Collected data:
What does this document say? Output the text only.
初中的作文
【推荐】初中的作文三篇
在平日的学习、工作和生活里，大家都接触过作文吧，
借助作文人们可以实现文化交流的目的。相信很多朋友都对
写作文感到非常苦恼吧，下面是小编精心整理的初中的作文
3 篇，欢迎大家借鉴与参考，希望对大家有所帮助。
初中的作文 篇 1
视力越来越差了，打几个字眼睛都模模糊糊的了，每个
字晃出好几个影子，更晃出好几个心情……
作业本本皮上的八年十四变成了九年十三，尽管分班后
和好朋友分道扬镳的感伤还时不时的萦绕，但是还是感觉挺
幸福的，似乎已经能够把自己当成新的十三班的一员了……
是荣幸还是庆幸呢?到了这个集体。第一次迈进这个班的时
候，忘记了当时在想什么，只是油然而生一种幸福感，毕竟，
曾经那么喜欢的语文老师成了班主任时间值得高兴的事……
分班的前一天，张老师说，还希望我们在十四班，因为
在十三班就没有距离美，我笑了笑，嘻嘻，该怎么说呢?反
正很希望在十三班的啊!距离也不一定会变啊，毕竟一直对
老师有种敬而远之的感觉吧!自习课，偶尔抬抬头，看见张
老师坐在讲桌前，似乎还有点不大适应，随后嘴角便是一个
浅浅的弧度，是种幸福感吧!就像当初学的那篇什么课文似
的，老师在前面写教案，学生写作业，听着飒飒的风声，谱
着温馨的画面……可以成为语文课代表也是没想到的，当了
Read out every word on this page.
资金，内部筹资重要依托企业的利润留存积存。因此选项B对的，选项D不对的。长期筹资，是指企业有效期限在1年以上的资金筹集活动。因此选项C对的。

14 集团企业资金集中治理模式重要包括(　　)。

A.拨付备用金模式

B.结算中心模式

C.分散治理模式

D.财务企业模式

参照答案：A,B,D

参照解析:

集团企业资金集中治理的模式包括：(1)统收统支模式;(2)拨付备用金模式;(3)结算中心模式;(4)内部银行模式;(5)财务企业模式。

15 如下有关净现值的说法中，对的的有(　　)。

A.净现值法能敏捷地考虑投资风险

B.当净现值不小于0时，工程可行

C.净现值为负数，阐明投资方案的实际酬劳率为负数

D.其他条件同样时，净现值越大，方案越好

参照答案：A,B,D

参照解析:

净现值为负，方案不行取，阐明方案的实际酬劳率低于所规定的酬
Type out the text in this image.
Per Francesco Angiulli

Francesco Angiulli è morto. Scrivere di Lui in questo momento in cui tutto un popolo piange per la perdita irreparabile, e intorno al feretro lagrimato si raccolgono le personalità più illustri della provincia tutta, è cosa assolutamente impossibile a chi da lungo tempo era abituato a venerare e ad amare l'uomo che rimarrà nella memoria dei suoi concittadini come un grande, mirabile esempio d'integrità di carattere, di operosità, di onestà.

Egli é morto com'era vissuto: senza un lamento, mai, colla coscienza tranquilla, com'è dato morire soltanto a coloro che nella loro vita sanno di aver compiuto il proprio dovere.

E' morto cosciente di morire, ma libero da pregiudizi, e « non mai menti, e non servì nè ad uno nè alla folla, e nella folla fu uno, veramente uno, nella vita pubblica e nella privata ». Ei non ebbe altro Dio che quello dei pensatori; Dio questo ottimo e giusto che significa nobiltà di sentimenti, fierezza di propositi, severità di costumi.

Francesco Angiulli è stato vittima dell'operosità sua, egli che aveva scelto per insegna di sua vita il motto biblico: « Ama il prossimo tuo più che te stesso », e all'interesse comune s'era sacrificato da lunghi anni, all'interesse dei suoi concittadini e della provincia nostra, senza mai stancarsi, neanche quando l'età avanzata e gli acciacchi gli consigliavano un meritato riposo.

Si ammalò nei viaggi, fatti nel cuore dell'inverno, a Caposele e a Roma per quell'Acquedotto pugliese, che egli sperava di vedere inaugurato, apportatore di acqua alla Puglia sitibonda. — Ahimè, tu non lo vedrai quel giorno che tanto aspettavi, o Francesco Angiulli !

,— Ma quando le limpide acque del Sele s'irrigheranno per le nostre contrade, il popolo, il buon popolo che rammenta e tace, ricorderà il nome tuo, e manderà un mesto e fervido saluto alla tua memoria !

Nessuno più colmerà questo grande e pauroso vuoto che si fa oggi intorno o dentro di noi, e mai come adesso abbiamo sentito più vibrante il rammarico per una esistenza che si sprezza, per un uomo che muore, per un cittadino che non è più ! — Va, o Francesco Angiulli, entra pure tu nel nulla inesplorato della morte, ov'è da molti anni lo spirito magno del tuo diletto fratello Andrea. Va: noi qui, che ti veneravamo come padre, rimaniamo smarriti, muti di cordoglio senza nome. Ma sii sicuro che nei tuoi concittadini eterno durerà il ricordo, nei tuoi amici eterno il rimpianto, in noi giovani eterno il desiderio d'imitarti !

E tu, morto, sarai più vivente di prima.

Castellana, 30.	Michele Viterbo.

Given problem:
Gather all lines with the string "anni" from the data.

Complete answer:
Francesco Angiulli è stato vittima dell'operosità sua, egli che aveva scelto per insegna di sua vita il motto biblico: « Ama il prossimo tuo più che te stesso », e all'interesse comune s'era sacrificato da lunghi anni, all'interesse dei suoi concittadini e della provincia nostra, senza mai stancarsi, neanche quando l'età avanzata e gli acciacchi gli consigliavano un meritato riposo.
Nessuno più colmerà questo grande e pauroso vuoto che si fa oggi intorno o dentro di noi, e mai come adesso abbiamo sentito più vibrante il rammarico per una esistenza che si sprezza, per un uomo che muore, per un cittadino che non è più ! — Va, o Francesco Angiulli, entra pure tu nel nulla inesplorato della morte, ov'è da molti anni lo spirito magno del tuo diletto fratello Andrea. Va: noi qui, che ti veneravamo come padre, rimaniamo smarriti, muti di cordoglio senza nome. Ma sii sicuro che nei tuoi concittadini eterno durerà il ricordo, nei tuoi amici eterno il rimpianto, in noi giovani eterno il desiderio d'imitarti !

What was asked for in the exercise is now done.